_Task details_
Exactly as given, repeat all of the entries.
───── Data for this task
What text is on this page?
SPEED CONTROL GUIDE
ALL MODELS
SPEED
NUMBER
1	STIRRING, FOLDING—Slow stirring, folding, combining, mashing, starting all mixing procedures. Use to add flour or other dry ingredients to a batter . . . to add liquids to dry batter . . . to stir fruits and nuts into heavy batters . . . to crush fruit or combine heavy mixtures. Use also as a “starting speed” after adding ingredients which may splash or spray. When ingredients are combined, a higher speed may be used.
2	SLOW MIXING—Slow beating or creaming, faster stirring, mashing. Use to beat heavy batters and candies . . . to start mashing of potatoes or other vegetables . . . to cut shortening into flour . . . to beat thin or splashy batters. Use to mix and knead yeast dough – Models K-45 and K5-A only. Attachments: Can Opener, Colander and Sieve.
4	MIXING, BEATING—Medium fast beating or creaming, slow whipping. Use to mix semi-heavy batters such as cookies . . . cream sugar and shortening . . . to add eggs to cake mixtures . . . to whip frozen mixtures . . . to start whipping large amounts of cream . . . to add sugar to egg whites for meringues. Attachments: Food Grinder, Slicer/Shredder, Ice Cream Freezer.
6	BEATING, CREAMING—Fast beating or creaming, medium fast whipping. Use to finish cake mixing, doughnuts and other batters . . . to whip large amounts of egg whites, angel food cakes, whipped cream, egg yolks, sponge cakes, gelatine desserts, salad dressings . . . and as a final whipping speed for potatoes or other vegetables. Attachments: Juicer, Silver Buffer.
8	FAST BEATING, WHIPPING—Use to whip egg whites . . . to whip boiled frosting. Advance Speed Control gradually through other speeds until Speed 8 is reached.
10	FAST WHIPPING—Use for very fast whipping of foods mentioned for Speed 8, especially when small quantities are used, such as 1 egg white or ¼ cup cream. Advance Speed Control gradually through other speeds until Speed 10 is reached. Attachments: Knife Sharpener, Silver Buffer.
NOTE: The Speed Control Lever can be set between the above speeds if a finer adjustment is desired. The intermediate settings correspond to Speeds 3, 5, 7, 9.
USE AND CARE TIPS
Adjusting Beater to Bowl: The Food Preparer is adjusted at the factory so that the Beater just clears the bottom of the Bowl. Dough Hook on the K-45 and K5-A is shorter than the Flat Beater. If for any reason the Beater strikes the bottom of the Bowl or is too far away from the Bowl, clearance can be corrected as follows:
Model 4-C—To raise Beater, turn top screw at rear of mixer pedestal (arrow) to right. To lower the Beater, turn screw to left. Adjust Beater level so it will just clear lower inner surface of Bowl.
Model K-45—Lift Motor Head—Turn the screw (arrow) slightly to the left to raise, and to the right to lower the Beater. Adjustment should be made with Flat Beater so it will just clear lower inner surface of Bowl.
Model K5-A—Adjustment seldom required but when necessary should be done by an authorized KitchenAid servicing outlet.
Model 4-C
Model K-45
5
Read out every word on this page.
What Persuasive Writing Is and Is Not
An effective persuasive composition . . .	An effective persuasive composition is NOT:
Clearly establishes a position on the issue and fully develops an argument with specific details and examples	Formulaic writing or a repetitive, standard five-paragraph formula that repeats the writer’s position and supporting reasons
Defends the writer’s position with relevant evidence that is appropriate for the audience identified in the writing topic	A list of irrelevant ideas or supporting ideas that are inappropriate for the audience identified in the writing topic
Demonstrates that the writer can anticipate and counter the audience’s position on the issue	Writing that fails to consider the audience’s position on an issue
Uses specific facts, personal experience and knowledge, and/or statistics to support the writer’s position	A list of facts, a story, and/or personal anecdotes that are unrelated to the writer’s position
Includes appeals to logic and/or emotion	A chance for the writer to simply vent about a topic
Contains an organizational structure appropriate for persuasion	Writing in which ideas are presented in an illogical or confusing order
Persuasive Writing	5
──────────
_Output of the task_
What text is on this page?
SPEED CONTROL GUIDE
ALL MODELS
SPEED
NUMBER
1	STIRRING, FOLDING—Slow stirring, folding, combining, mashing, starting all mixing procedures. Use to add flour or other dry ingredients to a batter . . . to add liquids to dry batter . . . to stir fruits and nuts into heavy batters . . . to crush fruit or combine heavy mixtures. Use also as a “starting speed” after adding ingredients which may splash or spray. When ingredients are combined, a higher speed may be used.
2	SLOW MIXING—Slow beating or creaming, faster stirring, mashing. Use to beat heavy batters and candies . . . to start mashing of potatoes or other vegetables . . . to cut shortening into flour . . . to beat thin or splashy batters. Use to mix and knead yeast dough – Models K-45 and K5-A only. Attachments: Can Opener, Colander and Sieve.
4	MIXING, BEATING—Medium fast beating or creaming, slow whipping. Use to mix semi-heavy batters such as cookies . . . cream sugar and shortening . . . to add eggs to cake mixtures . . . to whip frozen mixtures . . . to start whipping large amounts of cream . . . to add sugar to egg whites for meringues. Attachments: Food Grinder, Slicer/Shredder, Ice Cream Freezer.
6	BEATING, CREAMING—Fast beating or creaming, medium fast whipping. Use to finish cake mixing, doughnuts and other batters . . . to whip large amounts of egg whites, angel food cakes, whipped cream, egg yolks, sponge cakes, gelatine desserts, salad dressings . . . and as a final whipping speed for potatoes or other vegetables. Attachments: Juicer, Silver Buffer.
8	FAST BEATING, WHIPPING—Use to whip egg whites . . . to whip boiled frosting. Advance Speed Control gradually through other speeds until Speed 8 is reached.
10	FAST WHIPPING—Use for very fast whipping of foods mentioned for Speed 8, especially when small quantities are used, such as 1 egg white or ¼ cup cream. Advance Speed Control gradually through other speeds until Speed 10 is reached. Attachments: Knife Sharpener, Silver Buffer.
NOTE: The Speed Control Lever can be set between the above speeds if a finer adjustment is desired. The intermediate settings correspond to Speeds 3, 5, 7, 9.
USE AND CARE TIPS
Adjusting Beater to Bowl: The Food Preparer is adjusted at the factory so that the Beater just clears the bottom of the Bowl. Dough Hook on the K-45 and K5-A is shorter than the Flat Beater. If for any reason the Beater strikes the bottom of the Bowl or is too far away from the Bowl, clearance can be corrected as follows:
Model 4-C—To raise Beater, turn top screw at rear of mixer pedestal (arrow) to right. To lower the Beater, turn screw to left. Adjust Beater level so it will just clear lower inner surface of Bowl.
Model K-45—Lift Motor Head—Turn the screw (arrow) slightly to the left to raise, and to the right to lower the Beater. Adjustment should be made with Flat Beater so it will just clear lower inner surface of Bowl.
Model K5-A—Adjustment seldom required but when necessary should be done by an authorized KitchenAid servicing outlet.
Model 4-C
Model K-45
5
Read out every word on this page.
What Persuasive Writing Is and Is Not
An effective persuasive composition . . .	An effective persuasive composition is NOT:
Clearly establishes a position on the issue and fully develops an argument with specific details and examples	Formulaic writing or a repetitive, standard five-paragraph formula that repeats the writer’s position and supporting reasons
Defends the writer’s position with relevant evidence that is appropriate for the audience identified in the writing topic	A list of irrelevant ideas or supporting ideas that are inappropriate for the audience identified in the writing topic
Demonstrates that the writer can anticipate and counter the audience’s position on the issue	Writing that fails to consider the audience’s position on an issue
Uses specific facts, personal experience and knowledge, and/or statistics to support the writer’s position	A list of facts, a story, and/or personal anecdotes that are unrelated to the writer’s position
Includes appeals to logic and/or emotion	A chance for the writer to simply vent about a topic
Contains an organizational structure appropriate for persuasion	Writing in which ideas are presented in an illogical or confusing order
Persuasive Writing	5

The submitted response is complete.